■ **Directions for this task**
Filter the lines below, copying only those with the string "panel".

--- START ---

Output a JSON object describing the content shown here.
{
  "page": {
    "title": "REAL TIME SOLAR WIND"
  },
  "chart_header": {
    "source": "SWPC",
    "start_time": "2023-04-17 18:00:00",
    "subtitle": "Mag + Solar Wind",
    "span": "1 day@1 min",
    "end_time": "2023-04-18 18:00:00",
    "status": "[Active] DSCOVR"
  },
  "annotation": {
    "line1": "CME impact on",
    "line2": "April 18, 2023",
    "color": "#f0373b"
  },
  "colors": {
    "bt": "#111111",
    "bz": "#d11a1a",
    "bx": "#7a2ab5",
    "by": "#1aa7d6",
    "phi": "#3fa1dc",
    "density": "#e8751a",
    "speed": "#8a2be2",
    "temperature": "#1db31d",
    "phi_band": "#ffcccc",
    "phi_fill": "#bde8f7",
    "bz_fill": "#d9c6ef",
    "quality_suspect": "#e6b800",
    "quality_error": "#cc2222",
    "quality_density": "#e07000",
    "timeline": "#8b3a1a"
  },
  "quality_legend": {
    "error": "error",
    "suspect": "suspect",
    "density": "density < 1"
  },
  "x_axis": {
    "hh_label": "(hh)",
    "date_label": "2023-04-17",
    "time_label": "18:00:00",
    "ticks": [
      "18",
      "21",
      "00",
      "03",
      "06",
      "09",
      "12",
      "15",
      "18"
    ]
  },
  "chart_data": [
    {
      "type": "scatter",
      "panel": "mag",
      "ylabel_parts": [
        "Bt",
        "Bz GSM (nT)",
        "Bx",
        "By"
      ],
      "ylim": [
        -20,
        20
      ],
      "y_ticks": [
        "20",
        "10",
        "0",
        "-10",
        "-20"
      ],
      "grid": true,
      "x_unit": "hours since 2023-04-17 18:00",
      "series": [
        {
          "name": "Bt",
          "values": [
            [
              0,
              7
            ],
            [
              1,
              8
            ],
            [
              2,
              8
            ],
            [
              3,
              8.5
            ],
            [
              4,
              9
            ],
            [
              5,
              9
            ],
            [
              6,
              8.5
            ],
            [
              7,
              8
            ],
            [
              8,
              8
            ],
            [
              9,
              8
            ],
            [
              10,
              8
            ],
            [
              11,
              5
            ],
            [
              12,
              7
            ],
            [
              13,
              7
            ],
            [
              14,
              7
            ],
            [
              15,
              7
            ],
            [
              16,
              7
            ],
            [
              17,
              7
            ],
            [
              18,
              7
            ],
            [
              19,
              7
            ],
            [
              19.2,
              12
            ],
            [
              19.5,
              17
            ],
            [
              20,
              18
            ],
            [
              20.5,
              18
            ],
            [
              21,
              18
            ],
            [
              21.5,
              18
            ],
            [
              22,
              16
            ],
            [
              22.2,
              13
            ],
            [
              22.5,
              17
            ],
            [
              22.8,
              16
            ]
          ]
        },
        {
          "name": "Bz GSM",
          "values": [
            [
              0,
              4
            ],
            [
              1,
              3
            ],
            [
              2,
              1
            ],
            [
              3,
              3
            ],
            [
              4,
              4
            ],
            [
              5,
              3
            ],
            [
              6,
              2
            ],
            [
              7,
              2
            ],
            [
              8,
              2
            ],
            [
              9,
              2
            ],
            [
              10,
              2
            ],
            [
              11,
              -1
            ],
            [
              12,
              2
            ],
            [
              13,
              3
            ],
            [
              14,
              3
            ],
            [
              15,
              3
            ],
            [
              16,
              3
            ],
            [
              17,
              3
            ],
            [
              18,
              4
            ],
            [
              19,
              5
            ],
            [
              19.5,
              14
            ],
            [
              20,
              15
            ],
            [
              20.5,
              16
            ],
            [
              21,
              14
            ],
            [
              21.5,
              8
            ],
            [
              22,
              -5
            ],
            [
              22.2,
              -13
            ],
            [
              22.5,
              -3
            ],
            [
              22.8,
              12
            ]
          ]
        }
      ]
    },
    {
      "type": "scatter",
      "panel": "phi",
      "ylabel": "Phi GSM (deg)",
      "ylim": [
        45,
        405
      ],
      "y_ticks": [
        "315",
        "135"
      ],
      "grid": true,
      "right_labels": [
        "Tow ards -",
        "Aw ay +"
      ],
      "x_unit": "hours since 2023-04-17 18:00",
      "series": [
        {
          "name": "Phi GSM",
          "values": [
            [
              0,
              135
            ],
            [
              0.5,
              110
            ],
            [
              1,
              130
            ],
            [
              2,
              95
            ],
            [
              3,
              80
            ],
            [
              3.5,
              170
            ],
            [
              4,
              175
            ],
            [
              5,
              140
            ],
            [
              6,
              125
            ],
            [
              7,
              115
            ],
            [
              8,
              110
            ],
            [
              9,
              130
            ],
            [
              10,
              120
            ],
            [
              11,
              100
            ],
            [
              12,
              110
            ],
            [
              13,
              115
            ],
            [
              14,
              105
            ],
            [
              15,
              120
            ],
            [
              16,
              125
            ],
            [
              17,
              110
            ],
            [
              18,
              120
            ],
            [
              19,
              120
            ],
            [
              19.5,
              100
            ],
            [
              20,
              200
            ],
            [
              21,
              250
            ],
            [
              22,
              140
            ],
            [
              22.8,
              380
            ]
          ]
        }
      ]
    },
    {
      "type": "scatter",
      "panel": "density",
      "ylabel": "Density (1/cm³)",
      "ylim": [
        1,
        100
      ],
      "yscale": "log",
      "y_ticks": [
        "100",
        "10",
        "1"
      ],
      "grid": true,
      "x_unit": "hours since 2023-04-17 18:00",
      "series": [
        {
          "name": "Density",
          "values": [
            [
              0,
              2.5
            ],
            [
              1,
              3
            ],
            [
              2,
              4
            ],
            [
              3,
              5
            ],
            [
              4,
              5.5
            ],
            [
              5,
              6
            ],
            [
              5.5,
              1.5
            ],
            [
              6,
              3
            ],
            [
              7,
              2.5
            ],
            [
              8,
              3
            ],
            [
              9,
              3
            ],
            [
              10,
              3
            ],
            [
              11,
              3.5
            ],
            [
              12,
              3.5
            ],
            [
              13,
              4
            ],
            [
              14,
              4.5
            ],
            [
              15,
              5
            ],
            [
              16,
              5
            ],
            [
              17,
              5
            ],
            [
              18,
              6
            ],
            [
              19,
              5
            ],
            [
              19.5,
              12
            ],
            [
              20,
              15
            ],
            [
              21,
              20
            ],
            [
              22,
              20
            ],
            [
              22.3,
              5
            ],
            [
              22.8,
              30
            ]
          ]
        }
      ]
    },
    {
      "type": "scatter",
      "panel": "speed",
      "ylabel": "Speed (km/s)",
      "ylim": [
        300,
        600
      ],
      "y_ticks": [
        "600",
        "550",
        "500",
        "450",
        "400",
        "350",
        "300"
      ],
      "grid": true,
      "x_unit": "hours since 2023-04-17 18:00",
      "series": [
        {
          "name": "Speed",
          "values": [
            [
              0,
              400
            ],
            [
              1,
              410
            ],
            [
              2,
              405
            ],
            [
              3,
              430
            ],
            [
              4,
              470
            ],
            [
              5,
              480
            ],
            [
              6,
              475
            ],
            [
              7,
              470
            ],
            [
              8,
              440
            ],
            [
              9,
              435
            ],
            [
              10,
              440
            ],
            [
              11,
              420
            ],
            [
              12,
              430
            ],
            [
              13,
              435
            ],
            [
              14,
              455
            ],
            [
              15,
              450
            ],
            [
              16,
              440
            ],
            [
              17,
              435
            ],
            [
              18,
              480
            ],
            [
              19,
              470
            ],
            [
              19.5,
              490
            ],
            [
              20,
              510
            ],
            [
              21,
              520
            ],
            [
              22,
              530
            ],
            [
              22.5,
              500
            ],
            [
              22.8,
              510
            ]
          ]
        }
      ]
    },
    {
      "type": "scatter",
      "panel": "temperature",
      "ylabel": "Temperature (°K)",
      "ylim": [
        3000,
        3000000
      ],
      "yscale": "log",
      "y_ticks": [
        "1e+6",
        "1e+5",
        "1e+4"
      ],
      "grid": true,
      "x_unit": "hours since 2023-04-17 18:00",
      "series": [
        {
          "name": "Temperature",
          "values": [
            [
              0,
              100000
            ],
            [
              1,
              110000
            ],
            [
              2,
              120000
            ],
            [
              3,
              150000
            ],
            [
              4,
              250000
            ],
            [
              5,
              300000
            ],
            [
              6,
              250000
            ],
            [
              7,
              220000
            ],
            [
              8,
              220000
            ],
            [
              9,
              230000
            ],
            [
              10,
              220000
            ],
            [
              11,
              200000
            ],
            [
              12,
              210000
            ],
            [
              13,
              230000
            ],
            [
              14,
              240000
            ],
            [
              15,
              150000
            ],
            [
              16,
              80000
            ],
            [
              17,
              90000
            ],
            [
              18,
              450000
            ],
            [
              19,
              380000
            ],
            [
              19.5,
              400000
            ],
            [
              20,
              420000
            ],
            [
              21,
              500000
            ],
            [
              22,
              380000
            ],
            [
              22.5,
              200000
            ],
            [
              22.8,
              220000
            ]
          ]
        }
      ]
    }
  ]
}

--- END ---

■ **The reply**
      "panel": "mag",
      "panel": "phi",
      "panel": "density",
      "panel": "speed",
      "panel": "temperature",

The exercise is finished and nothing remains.